> _TEXT EXTRACT_:
• • • • • • •
And when they saw him, they were amazed: and his mother said unto him, Son, why hast thou thus dealt with us? behold, thy father and I have sought thee sorrowing.

#102

And he said unto them, How is it that ye sought me? wist ye not that I must be about my Father’s business?

#103

And they understood not the saying which he spake unto them.

#104

And he went down with them, and came to Nazareth, and was subject unto them: but his mother kept all these sayings in her heart.

#105

And Jesus increased in wisdom and stature, and in favour with God and man.

#106

A paradox emerges, however, as the entirety of the Gospel accounts are considered—one closely associated with the tension between respect for tradition and the necessity for creative transformation. Despite the evidence of His thorough and even precocious understanding and appreciation of the rules, the adult Christ repeatedly and scandalously violates the Sabbath traditions—at least from the standpoint of the traditionalists in His community, and much to His own peril. He leads His disciples through a cornfield, for example, plucking and eating the grains (Luke 6:1). He justifies this to the Pharisees who object by referring to an account of King David acting in a similar manner, feeding his people when necessity demanded it on bread that was reserved for the priests (Luke 6:4). Christ tells his interlocutors quite remarkably “that the Son of man is Lord also of the sabbath” (Luke 6:5).
• • • • • • •
> _DATA LISTING_:
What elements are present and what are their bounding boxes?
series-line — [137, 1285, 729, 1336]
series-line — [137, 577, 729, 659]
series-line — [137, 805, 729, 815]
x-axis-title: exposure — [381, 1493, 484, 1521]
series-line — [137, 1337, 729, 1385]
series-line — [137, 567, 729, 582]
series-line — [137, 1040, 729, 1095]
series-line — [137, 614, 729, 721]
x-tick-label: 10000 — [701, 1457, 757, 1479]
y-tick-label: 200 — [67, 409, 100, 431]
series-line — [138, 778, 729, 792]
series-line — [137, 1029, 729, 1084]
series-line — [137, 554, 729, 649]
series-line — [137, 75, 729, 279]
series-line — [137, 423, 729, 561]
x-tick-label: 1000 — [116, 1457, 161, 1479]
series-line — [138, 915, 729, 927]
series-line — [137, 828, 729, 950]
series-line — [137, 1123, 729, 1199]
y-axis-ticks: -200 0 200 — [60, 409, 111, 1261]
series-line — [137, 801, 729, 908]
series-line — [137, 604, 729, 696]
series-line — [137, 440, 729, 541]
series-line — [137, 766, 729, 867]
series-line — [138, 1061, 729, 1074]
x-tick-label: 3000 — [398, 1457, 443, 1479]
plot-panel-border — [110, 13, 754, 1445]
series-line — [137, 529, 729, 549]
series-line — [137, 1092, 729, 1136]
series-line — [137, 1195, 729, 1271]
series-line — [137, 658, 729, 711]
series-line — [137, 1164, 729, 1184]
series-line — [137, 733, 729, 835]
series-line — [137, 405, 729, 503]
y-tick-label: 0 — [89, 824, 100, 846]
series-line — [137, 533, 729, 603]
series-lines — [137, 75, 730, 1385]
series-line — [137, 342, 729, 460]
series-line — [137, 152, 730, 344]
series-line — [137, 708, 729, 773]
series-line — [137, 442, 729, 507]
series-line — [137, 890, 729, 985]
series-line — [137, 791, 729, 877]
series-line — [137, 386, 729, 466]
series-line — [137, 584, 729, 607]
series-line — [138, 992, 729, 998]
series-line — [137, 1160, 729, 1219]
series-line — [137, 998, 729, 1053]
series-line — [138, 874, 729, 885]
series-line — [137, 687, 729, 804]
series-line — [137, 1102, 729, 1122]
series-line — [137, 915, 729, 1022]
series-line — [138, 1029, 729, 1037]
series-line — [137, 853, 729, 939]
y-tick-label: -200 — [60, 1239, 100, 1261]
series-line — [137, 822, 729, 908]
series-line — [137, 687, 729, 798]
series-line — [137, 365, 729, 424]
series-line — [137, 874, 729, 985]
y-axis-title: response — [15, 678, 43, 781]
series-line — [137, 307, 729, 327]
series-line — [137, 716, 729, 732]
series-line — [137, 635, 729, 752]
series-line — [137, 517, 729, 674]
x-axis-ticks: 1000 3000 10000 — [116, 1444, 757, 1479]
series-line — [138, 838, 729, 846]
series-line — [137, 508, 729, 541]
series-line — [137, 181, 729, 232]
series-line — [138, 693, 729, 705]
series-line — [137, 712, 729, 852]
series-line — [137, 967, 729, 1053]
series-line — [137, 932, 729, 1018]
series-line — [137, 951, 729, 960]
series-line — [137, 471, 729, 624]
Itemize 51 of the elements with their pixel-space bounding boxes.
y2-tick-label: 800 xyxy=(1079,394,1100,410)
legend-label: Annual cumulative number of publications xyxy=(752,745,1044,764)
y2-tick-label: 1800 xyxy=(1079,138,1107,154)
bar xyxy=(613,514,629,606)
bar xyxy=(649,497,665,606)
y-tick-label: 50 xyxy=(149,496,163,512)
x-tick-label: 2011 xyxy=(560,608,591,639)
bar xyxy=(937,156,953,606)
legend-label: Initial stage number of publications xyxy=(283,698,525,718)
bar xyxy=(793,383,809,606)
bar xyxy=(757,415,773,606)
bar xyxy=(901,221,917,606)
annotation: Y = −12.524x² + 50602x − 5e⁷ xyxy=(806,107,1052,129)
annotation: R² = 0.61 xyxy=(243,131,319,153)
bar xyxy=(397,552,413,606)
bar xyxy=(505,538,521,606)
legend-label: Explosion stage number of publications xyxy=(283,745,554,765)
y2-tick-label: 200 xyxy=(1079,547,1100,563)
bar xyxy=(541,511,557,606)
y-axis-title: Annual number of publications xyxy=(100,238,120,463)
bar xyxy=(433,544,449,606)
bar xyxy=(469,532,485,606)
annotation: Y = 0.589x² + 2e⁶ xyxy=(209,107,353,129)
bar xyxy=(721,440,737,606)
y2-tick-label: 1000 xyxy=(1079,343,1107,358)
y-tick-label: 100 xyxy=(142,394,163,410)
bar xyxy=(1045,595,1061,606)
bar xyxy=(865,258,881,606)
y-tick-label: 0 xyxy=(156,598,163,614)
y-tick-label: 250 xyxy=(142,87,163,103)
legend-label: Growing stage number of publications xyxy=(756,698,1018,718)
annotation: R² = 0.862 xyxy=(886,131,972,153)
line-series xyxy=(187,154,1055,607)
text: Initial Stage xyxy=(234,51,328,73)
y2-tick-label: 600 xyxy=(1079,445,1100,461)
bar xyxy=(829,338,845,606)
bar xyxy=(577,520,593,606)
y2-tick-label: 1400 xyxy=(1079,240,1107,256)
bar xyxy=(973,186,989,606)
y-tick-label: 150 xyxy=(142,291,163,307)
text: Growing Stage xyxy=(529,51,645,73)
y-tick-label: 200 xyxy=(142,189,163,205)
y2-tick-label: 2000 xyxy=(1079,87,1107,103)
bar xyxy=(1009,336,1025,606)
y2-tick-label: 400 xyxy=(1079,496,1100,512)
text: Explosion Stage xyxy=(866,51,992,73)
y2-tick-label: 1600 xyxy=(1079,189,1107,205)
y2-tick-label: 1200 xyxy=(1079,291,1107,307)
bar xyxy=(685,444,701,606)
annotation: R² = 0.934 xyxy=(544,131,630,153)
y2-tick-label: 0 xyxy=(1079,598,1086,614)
• • • • • • •
> _SHORT EXERCISE 1_:
In the Gospel excerpt, what account does Christ cite to the Pharisees who object to His disciples plucking grain in the cornfield?
> _SHORT EXERCISE 2_:
Reproduce the Gospel excerpt starting with "And when they" and going on through "spake unto them.".

> _COMPLETE ANSWER 1_:
An account of King David feeding his people, when necessity demanded it, on bread that was reserved for the priests.

> _COMPLETE ANSWER 2_:
And when they saw him, they were amazed: and his mother said unto him, Son, why hast thou thus dealt with us? behold, thy father and I have sought thee sorrowing.

#102

And he said unto them, How is it that ye sought me? wist ye not that I must be about my Father’s business?

#103

And they understood not the saying which he spake unto them.